§ **BRIEF**
Each line below must be reproduced exactly.

[Opening MATERIAL SHOWN section]

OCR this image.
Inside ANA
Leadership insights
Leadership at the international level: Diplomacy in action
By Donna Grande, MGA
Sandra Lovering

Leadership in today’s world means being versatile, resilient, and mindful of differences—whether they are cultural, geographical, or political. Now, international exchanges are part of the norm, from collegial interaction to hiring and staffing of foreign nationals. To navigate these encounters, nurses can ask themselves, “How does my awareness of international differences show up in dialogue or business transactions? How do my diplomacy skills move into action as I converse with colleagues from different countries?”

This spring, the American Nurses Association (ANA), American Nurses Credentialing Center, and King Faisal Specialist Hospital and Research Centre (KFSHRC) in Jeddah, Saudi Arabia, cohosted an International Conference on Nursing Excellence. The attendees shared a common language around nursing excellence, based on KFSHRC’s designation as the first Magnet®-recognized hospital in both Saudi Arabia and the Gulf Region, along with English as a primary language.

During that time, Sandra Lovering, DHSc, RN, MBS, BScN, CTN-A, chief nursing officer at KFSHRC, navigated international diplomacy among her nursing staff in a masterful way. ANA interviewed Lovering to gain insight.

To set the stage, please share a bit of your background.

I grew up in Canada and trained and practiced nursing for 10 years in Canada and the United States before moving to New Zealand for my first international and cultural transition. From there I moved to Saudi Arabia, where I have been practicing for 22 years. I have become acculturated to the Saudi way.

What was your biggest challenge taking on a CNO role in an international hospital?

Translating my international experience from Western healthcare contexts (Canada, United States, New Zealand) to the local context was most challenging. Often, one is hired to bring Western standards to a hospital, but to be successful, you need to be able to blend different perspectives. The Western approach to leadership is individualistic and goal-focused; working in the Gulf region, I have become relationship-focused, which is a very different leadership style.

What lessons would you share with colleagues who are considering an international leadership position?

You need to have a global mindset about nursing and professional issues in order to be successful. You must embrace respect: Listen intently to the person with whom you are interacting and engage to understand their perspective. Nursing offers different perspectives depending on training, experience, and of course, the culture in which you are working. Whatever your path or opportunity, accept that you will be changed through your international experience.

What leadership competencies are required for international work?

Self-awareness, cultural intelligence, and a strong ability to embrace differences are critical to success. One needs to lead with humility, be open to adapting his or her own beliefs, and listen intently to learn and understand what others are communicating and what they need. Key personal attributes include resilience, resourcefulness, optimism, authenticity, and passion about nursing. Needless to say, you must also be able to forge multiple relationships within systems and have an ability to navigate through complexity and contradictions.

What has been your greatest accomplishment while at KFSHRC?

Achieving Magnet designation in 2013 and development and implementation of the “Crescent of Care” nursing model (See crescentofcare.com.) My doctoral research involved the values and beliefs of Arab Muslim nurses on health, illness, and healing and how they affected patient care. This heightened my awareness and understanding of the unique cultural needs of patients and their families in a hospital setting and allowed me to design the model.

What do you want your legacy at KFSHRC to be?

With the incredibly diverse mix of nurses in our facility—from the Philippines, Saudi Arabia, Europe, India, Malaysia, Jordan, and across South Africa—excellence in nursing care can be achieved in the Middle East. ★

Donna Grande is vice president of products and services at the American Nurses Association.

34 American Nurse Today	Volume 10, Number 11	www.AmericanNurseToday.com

[Closing MATERIAL SHOWN section]

§ **ANSWER TO THE PROBLEM**
OCR this image.
Inside ANA
Leadership insights
Leadership at the international level: Diplomacy in action
By Donna Grande, MGA
Sandra Lovering

Leadership in today’s world means being versatile, resilient, and mindful of differences—whether they are cultural, geographical, or political. Now, international exchanges are part of the norm, from collegial interaction to hiring and staffing of foreign nationals. To navigate these encounters, nurses can ask themselves, “How does my awareness of international differences show up in dialogue or business transactions? How do my diplomacy skills move into action as I converse with colleagues from different countries?”

This spring, the American Nurses Association (ANA), American Nurses Credentialing Center, and King Faisal Specialist Hospital and Research Centre (KFSHRC) in Jeddah, Saudi Arabia, cohosted an International Conference on Nursing Excellence. The attendees shared a common language around nursing excellence, based on KFSHRC’s designation as the first Magnet®-recognized hospital in both Saudi Arabia and the Gulf Region, along with English as a primary language.

During that time, Sandra Lovering, DHSc, RN, MBS, BScN, CTN-A, chief nursing officer at KFSHRC, navigated international diplomacy among her nursing staff in a masterful way. ANA interviewed Lovering to gain insight.

To set the stage, please share a bit of your background.

I grew up in Canada and trained and practiced nursing for 10 years in Canada and the United States before moving to New Zealand for my first international and cultural transition. From there I moved to Saudi Arabia, where I have been practicing for 22 years. I have become acculturated to the Saudi way.

What was your biggest challenge taking on a CNO role in an international hospital?

Translating my international experience from Western healthcare contexts (Canada, United States, New Zealand) to the local context was most challenging. Often, one is hired to bring Western standards to a hospital, but to be successful, you need to be able to blend different perspectives. The Western approach to leadership is individualistic and goal-focused; working in the Gulf region, I have become relationship-focused, which is a very different leadership style.

What lessons would you share with colleagues who are considering an international leadership position?

You need to have a global mindset about nursing and professional issues in order to be successful. You must embrace respect: Listen intently to the person with whom you are interacting and engage to understand their perspective. Nursing offers different perspectives depending on training, experience, and of course, the culture in which you are working. Whatever your path or opportunity, accept that you will be changed through your international experience.

What leadership competencies are required for international work?

Self-awareness, cultural intelligence, and a strong ability to embrace differences are critical to success. One needs to lead with humility, be open to adapting his or her own beliefs, and listen intently to learn and understand what others are communicating and what they need. Key personal attributes include resilience, resourcefulness, optimism, authenticity, and passion about nursing. Needless to say, you must also be able to forge multiple relationships within systems and have an ability to navigate through complexity and contradictions.

What has been your greatest accomplishment while at KFSHRC?

Achieving Magnet designation in 2013 and development and implementation of the “Crescent of Care” nursing model (See crescentofcare.com.) My doctoral research involved the values and beliefs of Arab Muslim nurses on health, illness, and healing and how they affected patient care. This heightened my awareness and understanding of the unique cultural needs of patients and their families in a hospital setting and allowed me to design the model.

What do you want your legacy at KFSHRC to be?

With the incredibly diverse mix of nurses in our facility—from the Philippines, Saudi Arabia, Europe, India, Malaysia, Jordan, and across South Africa—excellence in nursing care can be achieved in the Middle East. ★

Donna Grande is vice president of products and services at the American Nurses Association.

34 American Nurse Today	Volume 10, Number 11	www.AmericanNurseToday.com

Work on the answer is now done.